[Rows from a dataset]
--

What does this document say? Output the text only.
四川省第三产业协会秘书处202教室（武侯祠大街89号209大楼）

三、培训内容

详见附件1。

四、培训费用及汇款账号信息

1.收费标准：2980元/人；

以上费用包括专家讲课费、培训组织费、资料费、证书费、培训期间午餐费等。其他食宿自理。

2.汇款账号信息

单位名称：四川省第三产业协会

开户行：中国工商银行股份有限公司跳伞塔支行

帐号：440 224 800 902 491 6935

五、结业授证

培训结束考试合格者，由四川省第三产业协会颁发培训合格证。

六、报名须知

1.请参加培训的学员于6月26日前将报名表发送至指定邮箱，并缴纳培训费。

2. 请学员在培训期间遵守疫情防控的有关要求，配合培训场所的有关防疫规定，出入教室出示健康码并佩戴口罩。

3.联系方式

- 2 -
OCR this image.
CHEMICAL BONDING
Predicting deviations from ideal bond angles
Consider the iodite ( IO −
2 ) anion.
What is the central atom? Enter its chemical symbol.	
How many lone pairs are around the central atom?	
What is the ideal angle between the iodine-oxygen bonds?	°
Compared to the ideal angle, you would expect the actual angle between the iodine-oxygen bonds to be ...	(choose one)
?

--

Repeat every line of the records above exactly.

_Reply_
What does this document say? Output the text only.
四川省第三产业协会秘书处202教室（武侯祠大街89号209大楼）

三、培训内容

详见附件1。

四、培训费用及汇款账号信息

1.收费标准：2980元/人；

以上费用包括专家讲课费、培训组织费、资料费、证书费、培训期间午餐费等。其他食宿自理。

2.汇款账号信息

单位名称：四川省第三产业协会

开户行：中国工商银行股份有限公司跳伞塔支行

帐号：440 224 800 902 491 6935

五、结业授证

培训结束考试合格者，由四川省第三产业协会颁发培训合格证。

六、报名须知

1.请参加培训的学员于6月26日前将报名表发送至指定邮箱，并缴纳培训费。

2. 请学员在培训期间遵守疫情防控的有关要求，配合培训场所的有关防疫规定，出入教室出示健康码并佩戴口罩。

3.联系方式

- 2 -
OCR this image.
CHEMICAL BONDING
Predicting deviations from ideal bond angles
Consider the iodite ( IO −
2 ) anion.
What is the central atom? Enter its chemical symbol.	
How many lone pairs are around the central atom?	
What is the ideal angle between the iodine-oxygen bonds?	°
Compared to the ideal angle, you would expect the actual angle between the iodine-oxygen bonds to be ...	(choose one)
?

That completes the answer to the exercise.